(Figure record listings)
>>>>>

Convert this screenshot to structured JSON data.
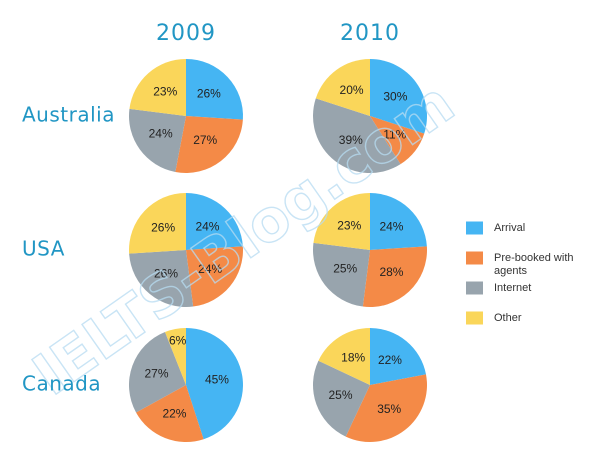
{
  "chart_data": {
    "type": "pie",
    "years": [
      "2009",
      "2010"
    ],
    "countries": [
      "Australia",
      "USA",
      "Canada"
    ],
    "categories": [
      "Arrival",
      "Pre-booked with agents",
      "Internet",
      "Other"
    ],
    "colors": [
      "#45b5f3",
      "#f48a47",
      "#98a4ad",
      "#fad65a"
    ],
    "values": {
      "Australia": {
        "2009": [
          26,
          27,
          24,
          23
        ],
        "2010": [
          30,
          11,
          39,
          20
        ]
      },
      "USA": {
        "2009": [
          24,
          24,
          26,
          26
        ],
        "2010": [
          24,
          28,
          25,
          23
        ]
      },
      "Canada": {
        "2009": [
          45,
          22,
          27,
          6
        ],
        "2010": [
          22,
          35,
          25,
          18
        ]
      }
    },
    "label_suffix": "%"
  },
  "legend": {
    "items": [
      {
        "label_lines": [
          "Arrival"
        ]
      },
      {
        "label_lines": [
          "Pre-booked with",
          "agents"
        ]
      },
      {
        "label_lines": [
          "Internet"
        ]
      },
      {
        "label_lines": [
          "Other"
        ]
      }
    ]
  },
  "watermark": {
    "text": "IELTS-Blog.com"
  }
}
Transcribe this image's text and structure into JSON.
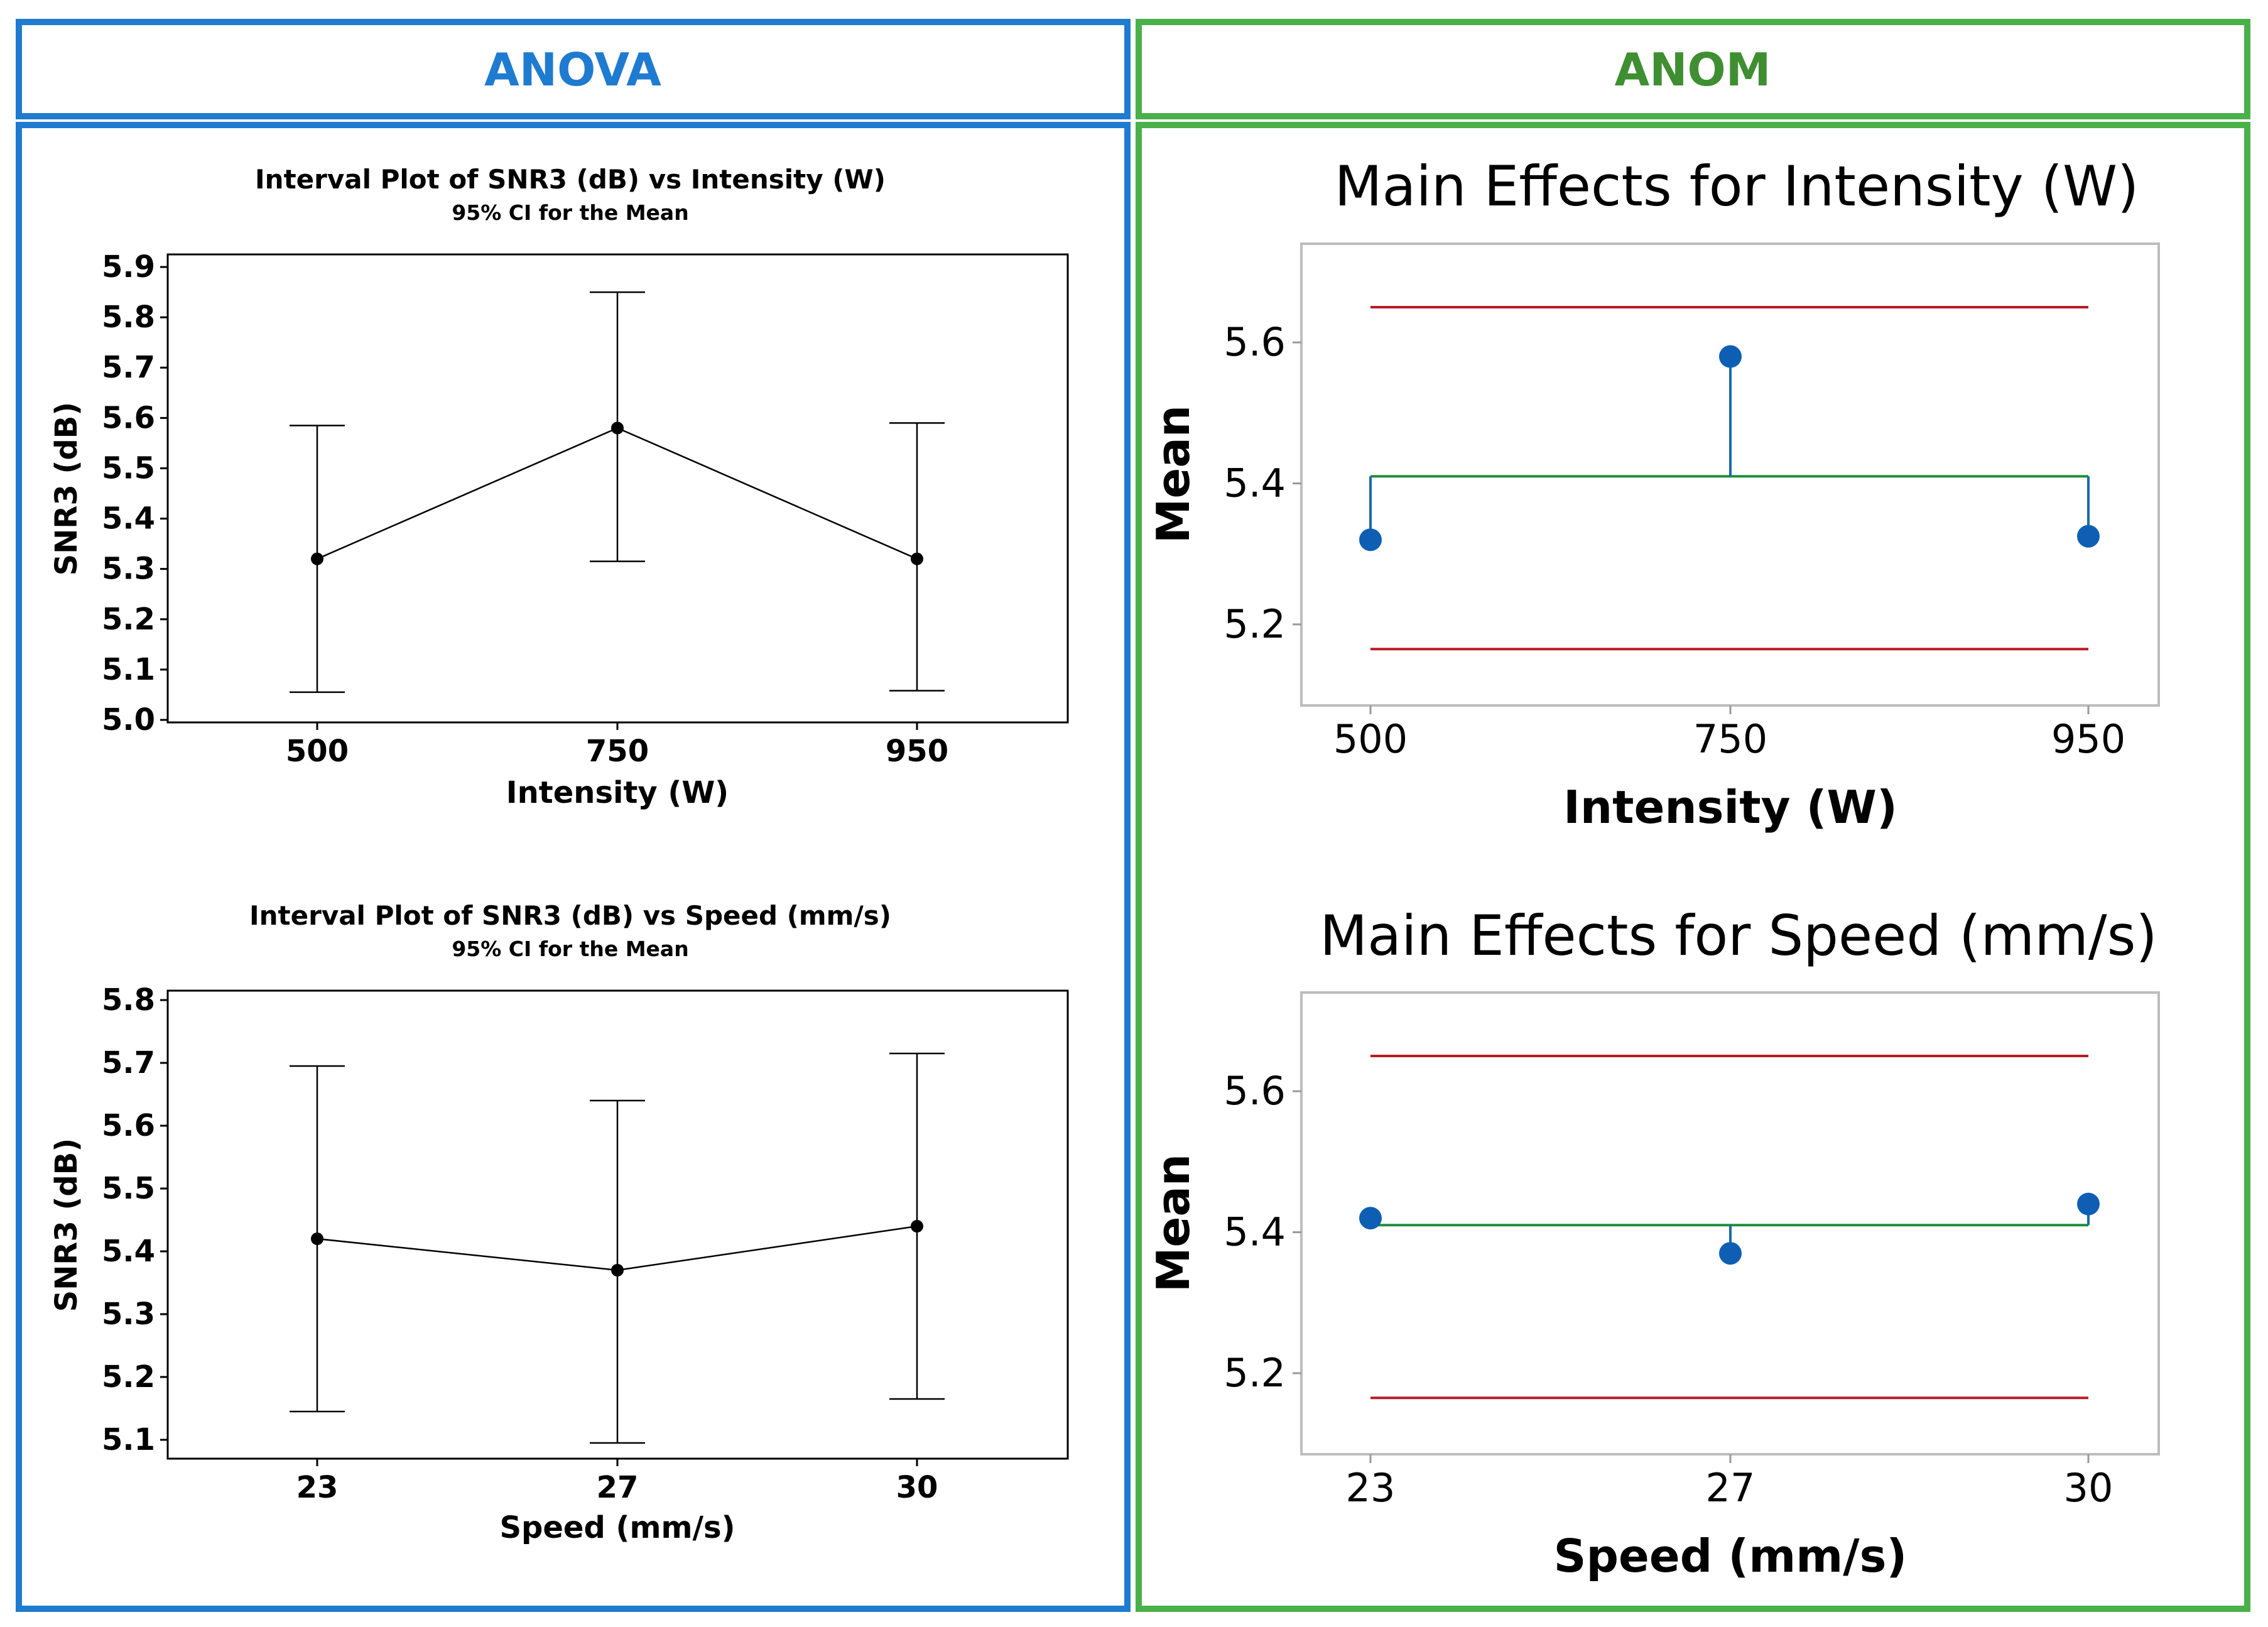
{
  "panels": {
    "anova": {
      "title": "ANOVA",
      "color": "#1f7bd0"
    },
    "anom": {
      "title": "ANOM",
      "color": "#4ab04a",
      "title_color": "#3f8f32"
    }
  },
  "chart_data": [
    {
      "type": "interval",
      "title": "Interval Plot of SNR3 (dB) vs Intensity (W)",
      "subtitle": "95% CI for the Mean",
      "xlabel": "Intensity (W)",
      "ylabel": "SNR3 (dB)",
      "categories": [
        "500",
        "750",
        "950"
      ],
      "means": [
        5.32,
        5.58,
        5.32
      ],
      "lower": [
        5.055,
        5.315,
        5.058
      ],
      "upper": [
        5.585,
        5.85,
        5.59
      ],
      "ylim": [
        4.995,
        5.925
      ],
      "yticks": [
        5.0,
        5.1,
        5.2,
        5.3,
        5.4,
        5.5,
        5.6,
        5.7,
        5.8,
        5.9
      ],
      "ytick_labels": [
        "5.0",
        "5.1",
        "5.2",
        "5.3",
        "5.4",
        "5.5",
        "5.6",
        "5.7",
        "5.8",
        "5.9"
      ]
    },
    {
      "type": "interval",
      "title": "Interval Plot of SNR3 (dB) vs Speed (mm/s)",
      "subtitle": "95% CI for the Mean",
      "xlabel": "Speed (mm/s)",
      "ylabel": "SNR3 (dB)",
      "categories": [
        "23",
        "27",
        "30"
      ],
      "means": [
        5.42,
        5.37,
        5.44
      ],
      "lower": [
        5.145,
        5.095,
        5.165
      ],
      "upper": [
        5.695,
        5.64,
        5.715
      ],
      "ylim": [
        5.07,
        5.815
      ],
      "yticks": [
        5.1,
        5.2,
        5.3,
        5.4,
        5.5,
        5.6,
        5.7,
        5.8
      ],
      "ytick_labels": [
        "5.1",
        "5.2",
        "5.3",
        "5.4",
        "5.5",
        "5.6",
        "5.7",
        "5.8"
      ]
    },
    {
      "type": "anom",
      "title": "Main Effects for Intensity (W)",
      "xlabel": "Intensity (W)",
      "ylabel": "Mean",
      "categories": [
        "500",
        "750",
        "950"
      ],
      "means": [
        5.32,
        5.58,
        5.325
      ],
      "center": 5.41,
      "udl": 5.65,
      "ldl": 5.165,
      "ylim": [
        5.085,
        5.74
      ],
      "yticks": [
        5.2,
        5.4,
        5.6
      ],
      "ytick_labels": [
        "5.2",
        "5.4",
        "5.6"
      ],
      "colors": {
        "point": "#0e5fb4",
        "center": "#1f8f3a",
        "limit": "#b81c25"
      }
    },
    {
      "type": "anom",
      "title": "Main Effects for Speed (mm/s)",
      "xlabel": "Speed (mm/s)",
      "ylabel": "Mean",
      "categories": [
        "23",
        "27",
        "30"
      ],
      "means": [
        5.42,
        5.37,
        5.44
      ],
      "center": 5.41,
      "udl": 5.65,
      "ldl": 5.165,
      "ylim": [
        5.085,
        5.74
      ],
      "yticks": [
        5.2,
        5.4,
        5.6
      ],
      "ytick_labels": [
        "5.2",
        "5.4",
        "5.6"
      ],
      "colors": {
        "point": "#0e5fb4",
        "center": "#1f8f3a",
        "limit": "#b81c25"
      }
    }
  ]
}
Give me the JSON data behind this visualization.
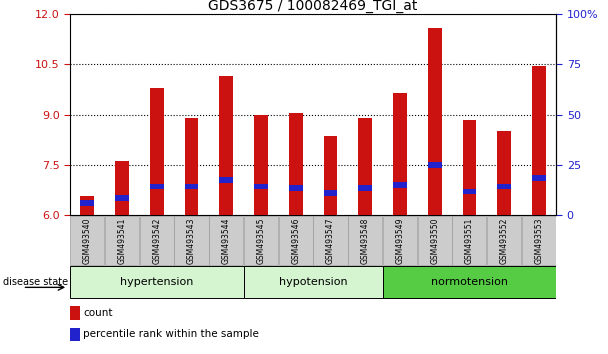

<<<<<

DO THIS | Repeat each entry precisely as it appears. Leave the pictures out.

EXERCISE SOLUTION |
Convert this screenshot to structured JSON data.
{
  "chart_data": {
    "type": "pie",
    "years": [
      "2009",
      "2010"
    ],
    "countries": [
      "Australia",
      "USA",
      "Canada"
    ],
    "categories": [
      "Arrival",
      "Pre-booked with agents",
      "Internet",
      "Other"
    ],
    "colors": [
      "#45b5f3",
      "#f48a47",
      "#98a4ad",
      "#fad65a"
    ],
    "values": {
      "Australia": {
        "2009": [
          26,
          27,
          24,
          23
        ],
        "2010": [
          30,
          11,
          39,
          20
        ]
      },
      "USA": {
        "2009": [
          24,
          24,
          26,
          26
        ],
        "2010": [
          24,
          28,
          25,
          23
        ]
      },
      "Canada": {
        "2009": [
          45,
          22,
          27,
          6
        ],
        "2010": [
          22,
          35,
          25,
          18
        ]
      }
    },
    "label_suffix": "%"
  },
  "legend": {
    "items": [
      {
        "label_lines": [
          "Arrival"
        ]
      },
      {
        "label_lines": [
          "Pre-booked with",
          "agents"
        ]
      },
      {
        "label_lines": [
          "Internet"
        ]
      },
      {
        "label_lines": [
          "Other"
        ]
      }
    ]
  },
  "watermark": {
    "text": "IELTS-Blog.com"
  }
}
Transcribe this image's text and structure into JSON.
{
  "panels": {
    "anova": {
      "title": "ANOVA",
      "color": "#1f7bd0"
    },
    "anom": {
      "title": "ANOM",
      "color": "#4ab04a",
      "title_color": "#3f8f32"
    }
  },
  "chart_data": [
    {
      "type": "interval",
      "title": "Interval Plot of SNR3 (dB) vs Intensity (W)",
      "subtitle": "95% CI for the Mean",
      "xlabel": "Intensity (W)",
      "ylabel": "SNR3 (dB)",
      "categories": [
        "500",
        "750",
        "950"
      ],
      "means": [
        5.32,
        5.58,
        5.32
      ],
      "lower": [
        5.055,
        5.315,
        5.058
      ],
      "upper": [
        5.585,
        5.85,
        5.59
      ],
      "ylim": [
        4.995,
        5.925
      ],
      "yticks": [
        5.0,
        5.1,
        5.2,
        5.3,
        5.4,
        5.5,
        5.6,
        5.7,
        5.8,
        5.9
      ],
      "ytick_labels": [
        "5.0",
        "5.1",
        "5.2",
        "5.3",
        "5.4",
        "5.5",
        "5.6",
        "5.7",
        "5.8",
        "5.9"
      ]
    },
    {
      "type": "interval",
      "title": "Interval Plot of SNR3 (dB) vs Speed (mm/s)",
      "subtitle": "95% CI for the Mean",
      "xlabel": "Speed (mm/s)",
      "ylabel": "SNR3 (dB)",
      "categories": [
        "23",
        "27",
        "30"
      ],
      "means": [
        5.42,
        5.37,
        5.44
      ],
      "lower": [
        5.145,
        5.095,
        5.165
      ],
      "upper": [
        5.695,
        5.64,
        5.715
      ],
      "ylim": [
        5.07,
        5.815
      ],
      "yticks": [
        5.1,
        5.2,
        5.3,
        5.4,
        5.5,
        5.6,
        5.7,
        5.8
      ],
      "ytick_labels": [
        "5.1",
        "5.2",
        "5.3",
        "5.4",
        "5.5",
        "5.6",
        "5.7",
        "5.8"
      ]
    },
    {
      "type": "anom",
      "title": "Main Effects for Intensity (W)",
      "xlabel": "Intensity (W)",
      "ylabel": "Mean",
      "categories": [
        "500",
        "750",
        "950"
      ],
      "means": [
        5.32,
        5.58,
        5.325
      ],
      "center": 5.41,
      "udl": 5.65,
      "ldl": 5.165,
      "ylim": [
        5.085,
        5.74
      ],
      "yticks": [
        5.2,
        5.4,
        5.6
      ],
      "ytick_labels": [
        "5.2",
        "5.4",
        "5.6"
      ],
      "colors": {
        "point": "#0e5fb4",
        "center": "#1f8f3a",
        "limit": "#b81c25"
      }
    },
    {
      "type": "anom",
      "title": "Main Effects for Speed (mm/s)",
      "xlabel": "Speed (mm/s)",
      "ylabel": "Mean",
      "categories": [
        "23",
        "27",
        "30"
      ],
      "means": [
        5.42,
        5.37,
        5.44
      ],
      "center": 5.41,
      "udl": 5.65,
      "ldl": 5.165,
      "ylim": [
        5.085,
        5.74
      ],
      "yticks": [
        5.2,
        5.4,
        5.6
      ],
      "ytick_labels": [
        "5.2",
        "5.4",
        "5.6"
      ],
      "colors": {
        "point": "#0e5fb4",
        "center": "#1f8f3a",
        "limit": "#b81c25"
      }
    }
  ]
}
Give me the JSON data behind this visualization.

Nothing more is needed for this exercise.